§ What you should do
Leave out any picture and return the remaining listing below exactly as given.

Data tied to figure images

---*---

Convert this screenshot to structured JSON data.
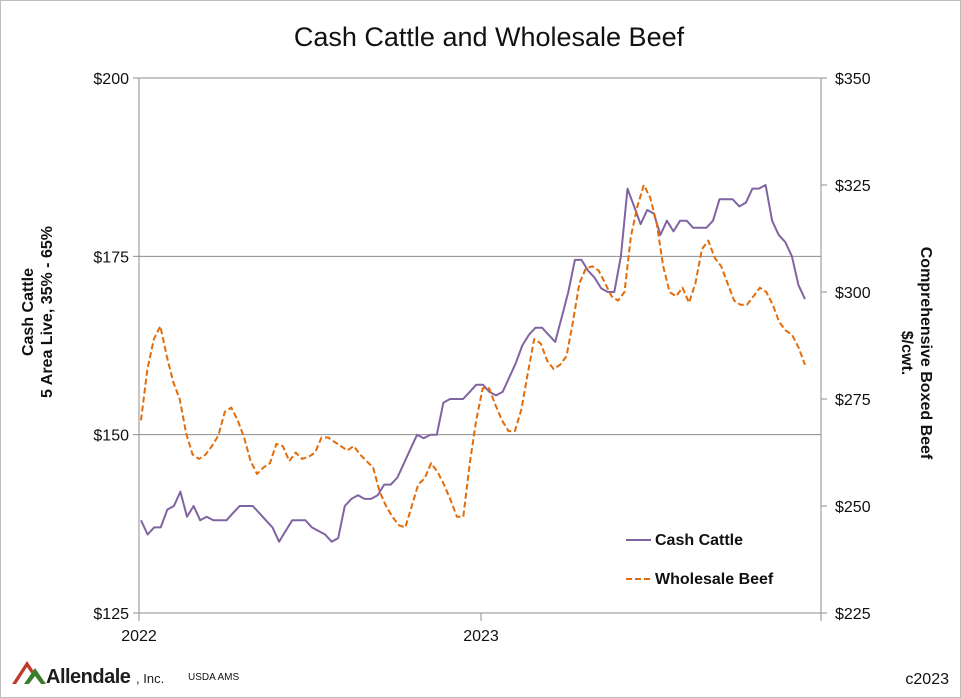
{
  "chart_data": {
    "type": "line",
    "title": "Cash Cattle and Wholesale Beef",
    "ylabel_left": [
      "Cash Cattle",
      "5 Area Live, 35% - 65%"
    ],
    "ylabel_right": [
      "Comprehensive Boxed Beef",
      "$/cwt."
    ],
    "ylim_left": [
      125,
      200
    ],
    "ylim_right": [
      225,
      350
    ],
    "yticks_left": [
      "$125",
      "$150",
      "$175",
      "$200"
    ],
    "yticks_right": [
      "$225",
      "$250",
      "$275",
      "$300",
      "$325",
      "$350"
    ],
    "xticks": [
      "2022",
      "2023"
    ],
    "gridlines": "horizontal at left-axis ticks",
    "legend_placement": "bottom-right",
    "series": [
      {
        "name": "Cash Cattle",
        "axis": "left",
        "color": "#8064A2",
        "dash": "solid",
        "values": [
          138.0,
          136.0,
          137.0,
          137.0,
          139.5,
          140.0,
          142.0,
          138.5,
          140.0,
          138.0,
          138.5,
          138.0,
          138.0,
          138.0,
          139.0,
          140.0,
          140.0,
          140.0,
          139.0,
          138.0,
          137.0,
          135.0,
          136.5,
          138.0,
          138.0,
          138.0,
          137.0,
          136.5,
          136.0,
          135.0,
          135.5,
          140.0,
          141.0,
          141.5,
          141.0,
          141.0,
          141.5,
          143.0,
          143.0,
          144.0,
          146.0,
          148.0,
          150.0,
          149.5,
          150.0,
          150.0,
          154.5,
          155.0,
          155.0,
          155.0,
          156.0,
          157.0,
          157.0,
          156.0,
          155.5,
          156.0,
          158.0,
          160.0,
          162.5,
          164.0,
          165.0,
          165.0,
          164.0,
          163.0,
          166.5,
          170.0,
          174.5,
          174.5,
          173.0,
          172.0,
          170.5,
          170.0,
          170.0,
          175.0,
          184.5,
          182.0,
          179.5,
          181.5,
          181.0,
          178.0,
          180.0,
          178.5,
          180.0,
          180.0,
          179.0,
          179.0,
          179.0,
          180.0,
          183.0,
          183.0,
          183.0,
          182.0,
          182.5,
          184.5,
          184.5,
          185.0,
          180.0,
          178.0,
          177.0,
          175.0,
          171.0,
          169.0
        ]
      },
      {
        "name": "Wholesale Beef",
        "axis": "right",
        "color": "#E36C09",
        "dash": "dashed",
        "values": [
          270.0,
          282.0,
          289.0,
          292.0,
          285.0,
          279.0,
          275.0,
          267.0,
          262.0,
          261.0,
          262.0,
          264.0,
          266.5,
          272.0,
          273.0,
          270.0,
          266.0,
          260.5,
          257.5,
          259.0,
          260.0,
          264.5,
          264.0,
          260.5,
          262.5,
          261.0,
          261.5,
          262.5,
          266.0,
          266.0,
          265.0,
          264.0,
          263.0,
          264.0,
          262.0,
          260.5,
          259.0,
          253.5,
          250.0,
          247.5,
          245.5,
          245.0,
          250.0,
          255.0,
          256.5,
          260.0,
          258.0,
          255.0,
          251.5,
          247.5,
          247.5,
          260.0,
          270.0,
          277.5,
          277.5,
          273.5,
          270.0,
          267.5,
          267.5,
          272.5,
          281.0,
          289.0,
          288.0,
          284.0,
          282.0,
          283.0,
          285.0,
          293.0,
          302.0,
          305.5,
          306.0,
          305.0,
          302.0,
          299.0,
          298.0,
          300.0,
          313.0,
          320.0,
          325.0,
          322.0,
          316.0,
          306.0,
          300.0,
          299.0,
          301.0,
          297.5,
          302.0,
          310.0,
          312.0,
          308.0,
          306.0,
          302.0,
          298.0,
          297.0,
          297.0,
          299.0,
          301.0,
          300.0,
          297.0,
          293.0,
          291.0,
          290.0,
          287.0,
          283.0
        ]
      }
    ]
  },
  "legend": {
    "cash_cattle": "Cash Cattle",
    "wholesale_beef": "Wholesale Beef"
  },
  "footer": {
    "logo_name": "Allendale",
    "logo_suffix": ", Inc.",
    "source": "USDA AMS",
    "copyright": "c2023"
  },
  "colors": {
    "cash_cattle": "#8064A2",
    "wholesale_beef": "#E36C09",
    "gridline": "#8c8c8c",
    "logo_red": "#c0392b",
    "logo_green": "#3a7d2c"
  }
}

---*---

§ Correct result
Convert this screenshot to structured JSON data.
{
  "chart_data": {
    "type": "line",
    "title": "Cash Cattle and Wholesale Beef",
    "ylabel_left": [
      "Cash Cattle",
      "5 Area Live, 35% - 65%"
    ],
    "ylabel_right": [
      "Comprehensive Boxed Beef",
      "$/cwt."
    ],
    "ylim_left": [
      125,
      200
    ],
    "ylim_right": [
      225,
      350
    ],
    "yticks_left": [
      "$125",
      "$150",
      "$175",
      "$200"
    ],
    "yticks_right": [
      "$225",
      "$250",
      "$275",
      "$300",
      "$325",
      "$350"
    ],
    "xticks": [
      "2022",
      "2023"
    ],
    "gridlines": "horizontal at left-axis ticks",
    "legend_placement": "bottom-right",
    "series": [
      {
        "name": "Cash Cattle",
        "axis": "left",
        "color": "#8064A2",
        "dash": "solid",
        "values": [
          138.0,
          136.0,
          137.0,
          137.0,
          139.5,
          140.0,
          142.0,
          138.5,
          140.0,
          138.0,
          138.5,
          138.0,
          138.0,
          138.0,
          139.0,
          140.0,
          140.0,
          140.0,
          139.0,
          138.0,
          137.0,
          135.0,
          136.5,
          138.0,
          138.0,
          138.0,
          137.0,
          136.5,
          136.0,
          135.0,
          135.5,
          140.0,
          141.0,
          141.5,
          141.0,
          141.0,
          141.5,
          143.0,
          143.0,
          144.0,
          146.0,
          148.0,
          150.0,
          149.5,
          150.0,
          150.0,
          154.5,
          155.0,
          155.0,
          155.0,
          156.0,
          157.0,
          157.0,
          156.0,
          155.5,
          156.0,
          158.0,
          160.0,
          162.5,
          164.0,
          165.0,
          165.0,
          164.0,
          163.0,
          166.5,
          170.0,
          174.5,
          174.5,
          173.0,
          172.0,
          170.5,
          170.0,
          170.0,
          175.0,
          184.5,
          182.0,
          179.5,
          181.5,
          181.0,
          178.0,
          180.0,
          178.5,
          180.0,
          180.0,
          179.0,
          179.0,
          179.0,
          180.0,
          183.0,
          183.0,
          183.0,
          182.0,
          182.5,
          184.5,
          184.5,
          185.0,
          180.0,
          178.0,
          177.0,
          175.0,
          171.0,
          169.0
        ]
      },
      {
        "name": "Wholesale Beef",
        "axis": "right",
        "color": "#E36C09",
        "dash": "dashed",
        "values": [
          270.0,
          282.0,
          289.0,
          292.0,
          285.0,
          279.0,
          275.0,
          267.0,
          262.0,
          261.0,
          262.0,
          264.0,
          266.5,
          272.0,
          273.0,
          270.0,
          266.0,
          260.5,
          257.5,
          259.0,
          260.0,
          264.5,
          264.0,
          260.5,
          262.5,
          261.0,
          261.5,
          262.5,
          266.0,
          266.0,
          265.0,
          264.0,
          263.0,
          264.0,
          262.0,
          260.5,
          259.0,
          253.5,
          250.0,
          247.5,
          245.5,
          245.0,
          250.0,
          255.0,
          256.5,
          260.0,
          258.0,
          255.0,
          251.5,
          247.5,
          247.5,
          260.0,
          270.0,
          277.5,
          277.5,
          273.5,
          270.0,
          267.5,
          267.5,
          272.5,
          281.0,
          289.0,
          288.0,
          284.0,
          282.0,
          283.0,
          285.0,
          293.0,
          302.0,
          305.5,
          306.0,
          305.0,
          302.0,
          299.0,
          298.0,
          300.0,
          313.0,
          320.0,
          325.0,
          322.0,
          316.0,
          306.0,
          300.0,
          299.0,
          301.0,
          297.5,
          302.0,
          310.0,
          312.0,
          308.0,
          306.0,
          302.0,
          298.0,
          297.0,
          297.0,
          299.0,
          301.0,
          300.0,
          297.0,
          293.0,
          291.0,
          290.0,
          287.0,
          283.0
        ]
      }
    ]
  },
  "legend": {
    "cash_cattle": "Cash Cattle",
    "wholesale_beef": "Wholesale Beef"
  },
  "footer": {
    "logo_name": "Allendale",
    "logo_suffix": ", Inc.",
    "source": "USDA AMS",
    "copyright": "c2023"
  },
  "colors": {
    "cash_cattle": "#8064A2",
    "wholesale_beef": "#E36C09",
    "gridline": "#8c8c8c",
    "logo_red": "#c0392b",
    "logo_green": "#3a7d2c"
  }
}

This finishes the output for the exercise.